### [TASK REQUIREMENTS]
Take every line that has the string "color" and copy it out.

Items from a data source:
☆ ☆ ☆ ☆ ☆ ☆ ☆

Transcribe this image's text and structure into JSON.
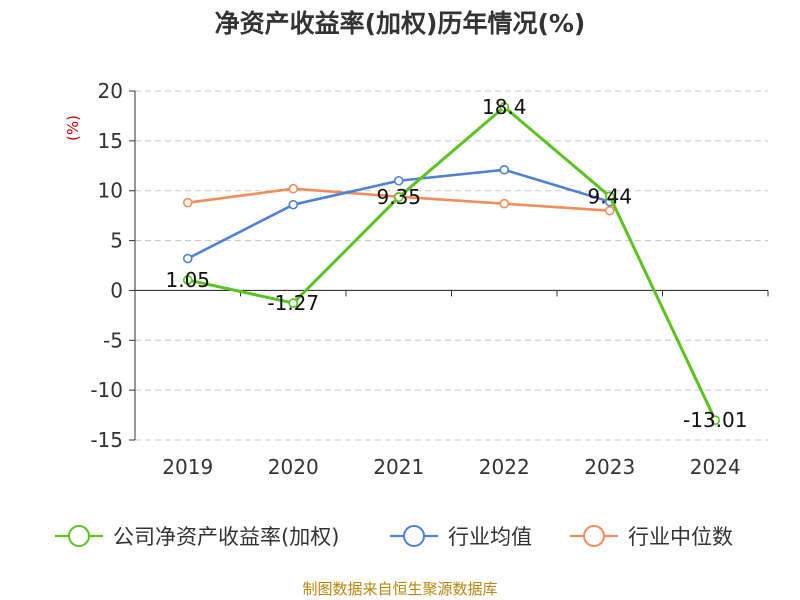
{
  "chart_data": {
    "type": "line",
    "title": "净资产收益率(加权)历年情况(%)",
    "ylabel": "(%)",
    "xlabel": "",
    "categories": [
      "2019",
      "2020",
      "2021",
      "2022",
      "2023",
      "2024"
    ],
    "ylim": [
      -15,
      20
    ],
    "yticks": [
      20,
      15,
      10,
      5,
      0,
      -5,
      -10,
      -15
    ],
    "grid": true,
    "legend_position": "bottom",
    "series": [
      {
        "name": "公司净资产收益率(加权)",
        "color": "#5ac31f",
        "values": [
          1.05,
          -1.27,
          9.35,
          18.4,
          9.44,
          -13.01
        ],
        "labels": [
          "1.05",
          "-1.27",
          "9.35",
          "18.4",
          "9.44",
          "-13.01"
        ]
      },
      {
        "name": "行业均值",
        "color": "#4f81d6",
        "values": [
          3.2,
          8.6,
          11.0,
          12.1,
          8.9,
          null
        ]
      },
      {
        "name": "行业中位数",
        "color": "#f28c5a",
        "values": [
          8.8,
          10.2,
          9.4,
          8.7,
          8.0,
          null
        ]
      }
    ],
    "source": "制图数据来自恒生聚源数据库"
  }
}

☆ ☆ ☆ ☆ ☆ ☆ ☆

### [WRITTEN RESPONSE]
        "color": "#5ac31f",
        "color": "#4f81d6",
        "color": "#f28c5a",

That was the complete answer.